Stated problem →
Review the lines that follow and copy each one that contains the word "BAÑO".

[Dataset excerpt]
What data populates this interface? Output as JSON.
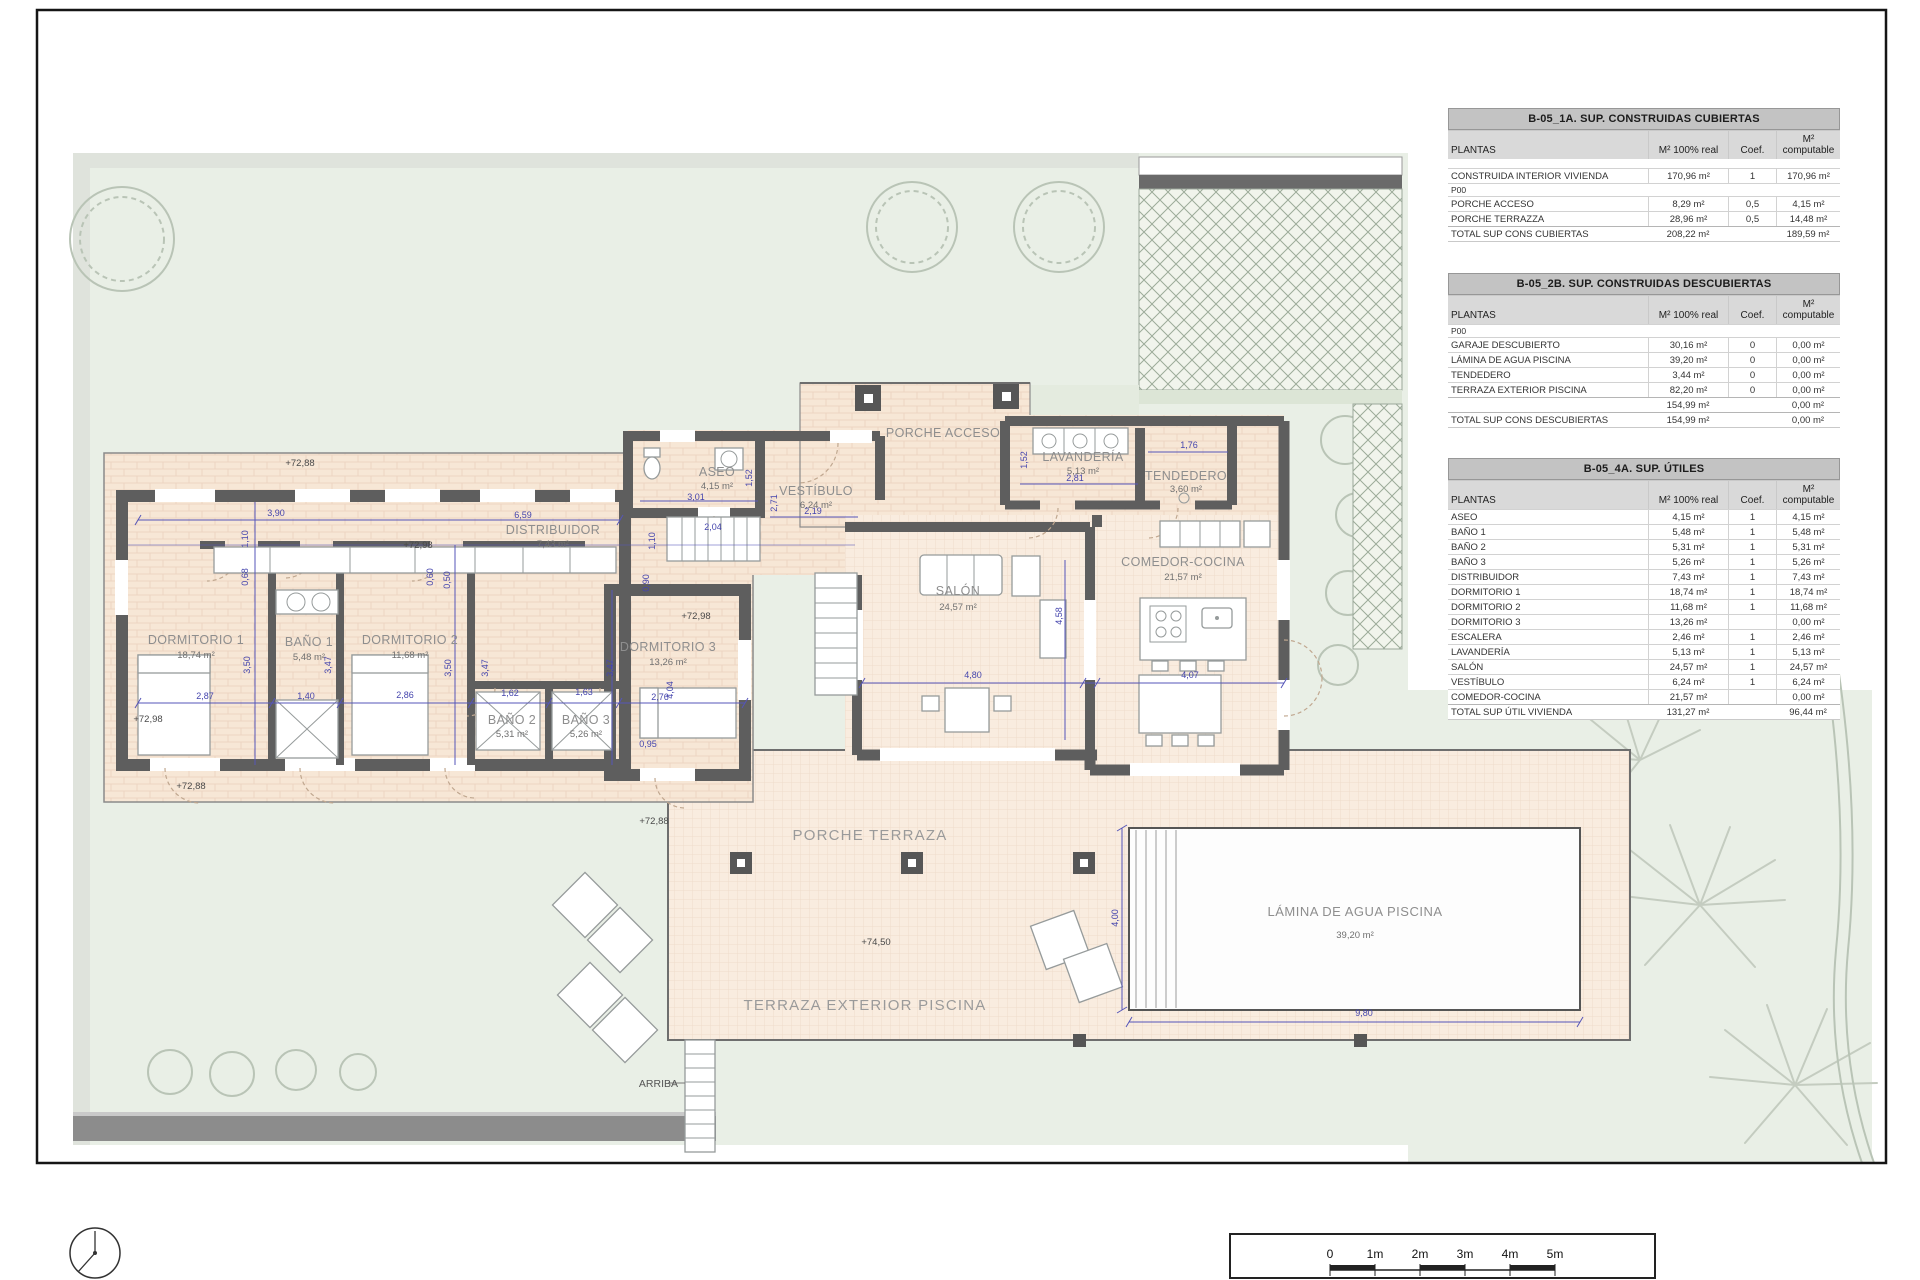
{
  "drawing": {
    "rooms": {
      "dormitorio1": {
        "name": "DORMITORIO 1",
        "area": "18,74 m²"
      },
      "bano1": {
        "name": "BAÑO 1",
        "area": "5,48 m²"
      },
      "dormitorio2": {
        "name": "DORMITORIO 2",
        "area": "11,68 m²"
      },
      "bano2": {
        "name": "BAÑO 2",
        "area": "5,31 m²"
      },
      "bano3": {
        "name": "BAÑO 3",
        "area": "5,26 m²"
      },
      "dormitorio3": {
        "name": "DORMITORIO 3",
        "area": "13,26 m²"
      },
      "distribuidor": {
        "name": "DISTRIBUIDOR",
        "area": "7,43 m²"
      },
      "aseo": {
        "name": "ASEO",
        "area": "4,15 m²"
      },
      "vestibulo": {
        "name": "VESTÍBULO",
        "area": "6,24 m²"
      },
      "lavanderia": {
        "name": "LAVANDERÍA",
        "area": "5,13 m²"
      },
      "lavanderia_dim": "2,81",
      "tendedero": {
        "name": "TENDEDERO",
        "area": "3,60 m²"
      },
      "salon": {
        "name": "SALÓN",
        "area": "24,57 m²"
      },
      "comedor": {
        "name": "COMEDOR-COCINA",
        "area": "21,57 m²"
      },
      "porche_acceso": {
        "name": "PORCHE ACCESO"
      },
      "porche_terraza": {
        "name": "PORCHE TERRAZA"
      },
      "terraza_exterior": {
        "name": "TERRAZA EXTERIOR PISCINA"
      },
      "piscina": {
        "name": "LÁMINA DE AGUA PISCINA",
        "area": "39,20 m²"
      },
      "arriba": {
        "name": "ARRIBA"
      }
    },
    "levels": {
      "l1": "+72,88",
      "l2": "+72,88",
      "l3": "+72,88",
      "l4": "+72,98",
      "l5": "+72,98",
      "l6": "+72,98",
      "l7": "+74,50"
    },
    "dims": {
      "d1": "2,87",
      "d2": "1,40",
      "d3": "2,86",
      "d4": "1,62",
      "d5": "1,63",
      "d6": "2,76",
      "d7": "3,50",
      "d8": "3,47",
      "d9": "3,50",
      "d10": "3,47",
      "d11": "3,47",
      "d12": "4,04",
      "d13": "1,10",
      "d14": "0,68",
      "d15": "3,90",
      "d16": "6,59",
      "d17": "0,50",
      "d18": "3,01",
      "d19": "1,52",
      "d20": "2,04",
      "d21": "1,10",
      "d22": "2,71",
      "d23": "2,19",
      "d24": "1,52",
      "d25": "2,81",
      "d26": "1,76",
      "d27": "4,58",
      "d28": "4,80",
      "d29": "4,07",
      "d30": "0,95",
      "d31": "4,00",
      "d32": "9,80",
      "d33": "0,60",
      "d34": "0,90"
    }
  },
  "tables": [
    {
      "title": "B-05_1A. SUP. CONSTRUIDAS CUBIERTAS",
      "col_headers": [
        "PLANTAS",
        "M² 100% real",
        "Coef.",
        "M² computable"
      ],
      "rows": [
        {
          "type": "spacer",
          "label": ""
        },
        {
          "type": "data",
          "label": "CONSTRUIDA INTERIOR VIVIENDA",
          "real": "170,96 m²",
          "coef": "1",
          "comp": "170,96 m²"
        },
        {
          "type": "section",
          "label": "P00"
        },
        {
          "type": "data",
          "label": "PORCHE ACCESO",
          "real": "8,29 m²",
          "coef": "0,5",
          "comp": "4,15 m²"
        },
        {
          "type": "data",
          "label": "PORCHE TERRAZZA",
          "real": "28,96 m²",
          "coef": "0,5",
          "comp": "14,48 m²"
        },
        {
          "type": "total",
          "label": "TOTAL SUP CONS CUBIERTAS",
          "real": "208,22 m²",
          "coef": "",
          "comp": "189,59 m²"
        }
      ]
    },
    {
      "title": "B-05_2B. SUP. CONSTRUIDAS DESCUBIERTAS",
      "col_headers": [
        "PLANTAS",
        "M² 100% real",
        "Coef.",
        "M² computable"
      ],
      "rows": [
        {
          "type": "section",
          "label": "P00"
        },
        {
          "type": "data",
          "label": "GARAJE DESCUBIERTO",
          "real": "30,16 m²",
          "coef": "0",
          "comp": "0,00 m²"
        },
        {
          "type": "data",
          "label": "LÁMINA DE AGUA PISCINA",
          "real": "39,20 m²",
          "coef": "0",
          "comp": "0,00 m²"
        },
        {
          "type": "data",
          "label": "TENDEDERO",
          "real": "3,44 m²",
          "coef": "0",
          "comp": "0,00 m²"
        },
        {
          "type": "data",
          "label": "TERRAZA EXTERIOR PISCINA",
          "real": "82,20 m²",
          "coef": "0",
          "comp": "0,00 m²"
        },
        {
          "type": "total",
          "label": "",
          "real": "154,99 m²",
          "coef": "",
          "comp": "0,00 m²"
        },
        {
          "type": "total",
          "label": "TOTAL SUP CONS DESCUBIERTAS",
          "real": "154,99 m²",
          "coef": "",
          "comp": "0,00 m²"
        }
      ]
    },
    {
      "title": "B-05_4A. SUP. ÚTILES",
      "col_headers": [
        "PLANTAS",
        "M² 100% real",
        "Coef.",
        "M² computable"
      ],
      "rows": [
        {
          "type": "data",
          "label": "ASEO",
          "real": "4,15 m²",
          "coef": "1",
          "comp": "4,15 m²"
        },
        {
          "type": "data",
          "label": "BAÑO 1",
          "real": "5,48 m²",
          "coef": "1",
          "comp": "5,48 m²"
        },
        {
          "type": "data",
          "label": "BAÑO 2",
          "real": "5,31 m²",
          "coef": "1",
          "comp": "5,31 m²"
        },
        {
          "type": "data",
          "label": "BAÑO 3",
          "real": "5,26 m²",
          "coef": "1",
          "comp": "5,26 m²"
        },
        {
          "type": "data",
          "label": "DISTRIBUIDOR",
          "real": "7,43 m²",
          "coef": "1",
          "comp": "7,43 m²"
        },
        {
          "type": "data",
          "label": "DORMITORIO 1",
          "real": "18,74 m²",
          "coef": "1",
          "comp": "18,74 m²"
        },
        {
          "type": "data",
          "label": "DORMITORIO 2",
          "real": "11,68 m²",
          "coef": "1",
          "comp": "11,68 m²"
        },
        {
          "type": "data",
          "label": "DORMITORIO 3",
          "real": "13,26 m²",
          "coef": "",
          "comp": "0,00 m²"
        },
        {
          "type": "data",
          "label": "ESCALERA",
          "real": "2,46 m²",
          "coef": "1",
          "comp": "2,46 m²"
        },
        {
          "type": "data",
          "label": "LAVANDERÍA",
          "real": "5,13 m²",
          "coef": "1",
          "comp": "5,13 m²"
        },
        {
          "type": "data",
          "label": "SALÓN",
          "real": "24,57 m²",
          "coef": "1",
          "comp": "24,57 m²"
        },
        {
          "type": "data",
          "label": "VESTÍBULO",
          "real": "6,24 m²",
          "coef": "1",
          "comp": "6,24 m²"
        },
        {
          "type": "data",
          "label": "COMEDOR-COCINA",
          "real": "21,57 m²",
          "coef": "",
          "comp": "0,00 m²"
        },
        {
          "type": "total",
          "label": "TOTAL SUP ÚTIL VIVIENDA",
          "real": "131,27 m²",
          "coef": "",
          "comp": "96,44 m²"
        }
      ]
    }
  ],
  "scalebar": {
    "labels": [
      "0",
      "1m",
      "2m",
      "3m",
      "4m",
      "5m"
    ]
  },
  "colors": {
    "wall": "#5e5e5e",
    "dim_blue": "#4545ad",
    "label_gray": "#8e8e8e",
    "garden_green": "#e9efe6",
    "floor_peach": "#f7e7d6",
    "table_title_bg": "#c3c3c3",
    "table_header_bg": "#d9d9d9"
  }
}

==

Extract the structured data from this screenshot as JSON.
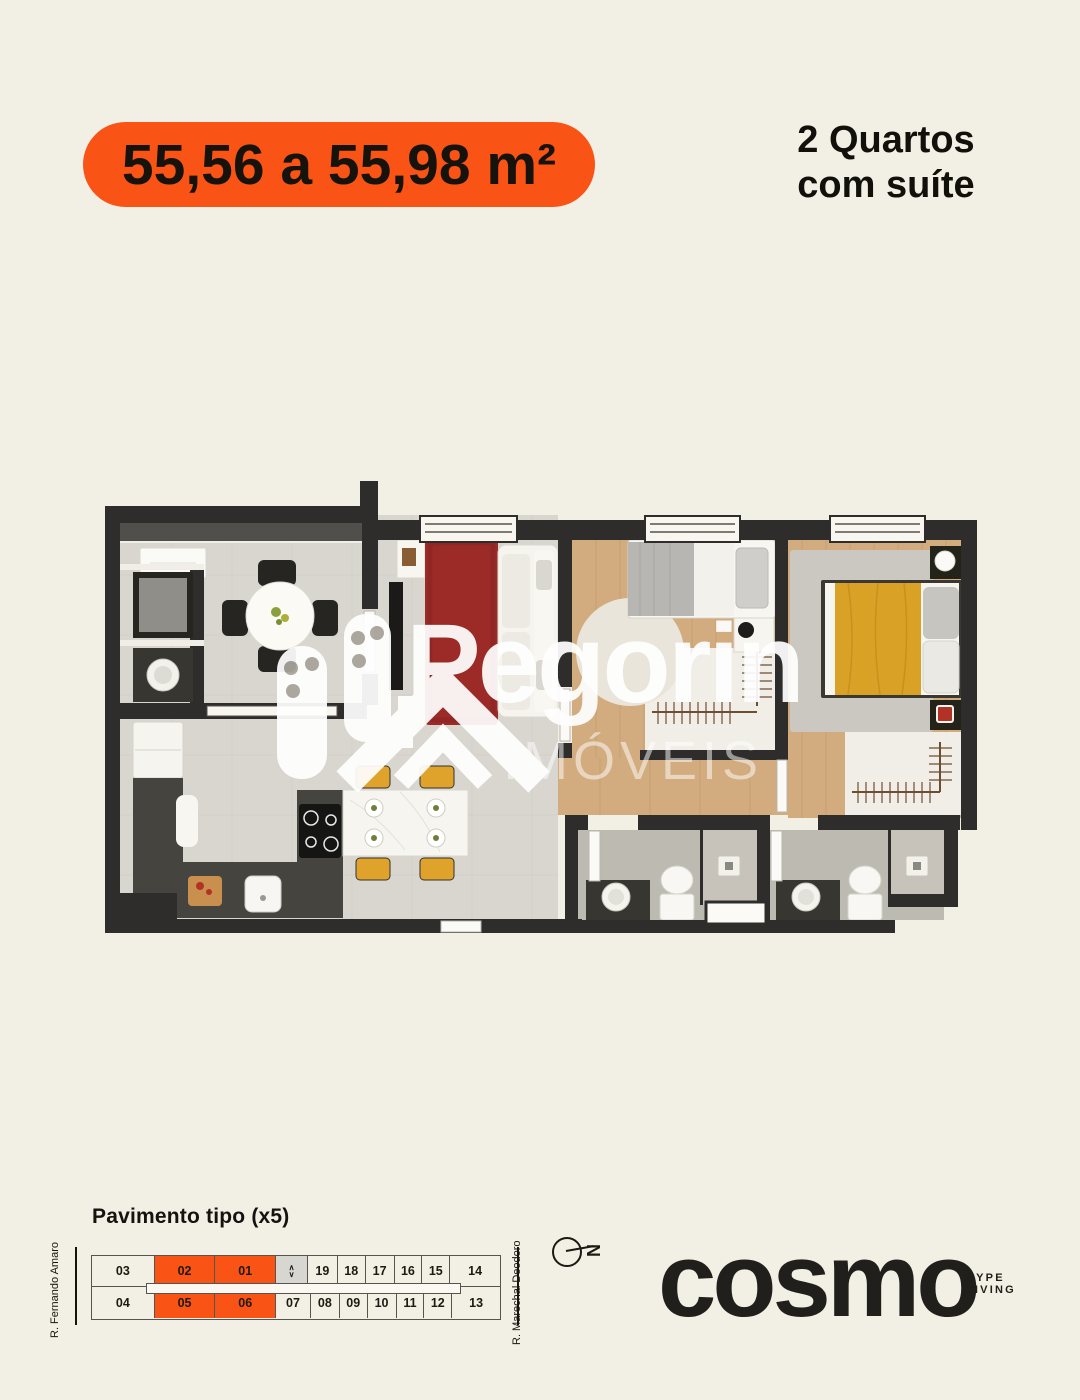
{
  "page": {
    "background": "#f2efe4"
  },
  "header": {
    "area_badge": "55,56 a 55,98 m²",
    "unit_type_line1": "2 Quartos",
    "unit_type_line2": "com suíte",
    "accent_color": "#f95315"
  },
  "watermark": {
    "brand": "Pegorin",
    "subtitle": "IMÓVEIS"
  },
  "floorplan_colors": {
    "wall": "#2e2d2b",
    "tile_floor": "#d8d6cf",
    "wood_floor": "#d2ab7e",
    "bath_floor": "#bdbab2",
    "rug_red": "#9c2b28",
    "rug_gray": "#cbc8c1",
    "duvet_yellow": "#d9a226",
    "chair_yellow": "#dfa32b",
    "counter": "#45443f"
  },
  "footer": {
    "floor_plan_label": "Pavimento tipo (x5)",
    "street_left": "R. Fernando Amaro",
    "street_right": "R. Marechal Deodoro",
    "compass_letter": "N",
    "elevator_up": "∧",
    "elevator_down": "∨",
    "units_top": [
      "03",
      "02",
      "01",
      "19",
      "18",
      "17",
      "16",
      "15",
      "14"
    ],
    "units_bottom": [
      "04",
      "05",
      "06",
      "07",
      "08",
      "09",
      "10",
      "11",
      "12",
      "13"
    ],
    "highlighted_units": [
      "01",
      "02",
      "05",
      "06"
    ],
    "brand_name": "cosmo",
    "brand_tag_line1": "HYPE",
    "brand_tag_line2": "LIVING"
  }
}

Response for this exercise →
        "name": "BAÑO 1",
        "name": "BAÑO 2",
        "name": "BAÑO 3",
          "label": "BAÑO 1",
          "label": "BAÑO 2",
          "label": "BAÑO 3",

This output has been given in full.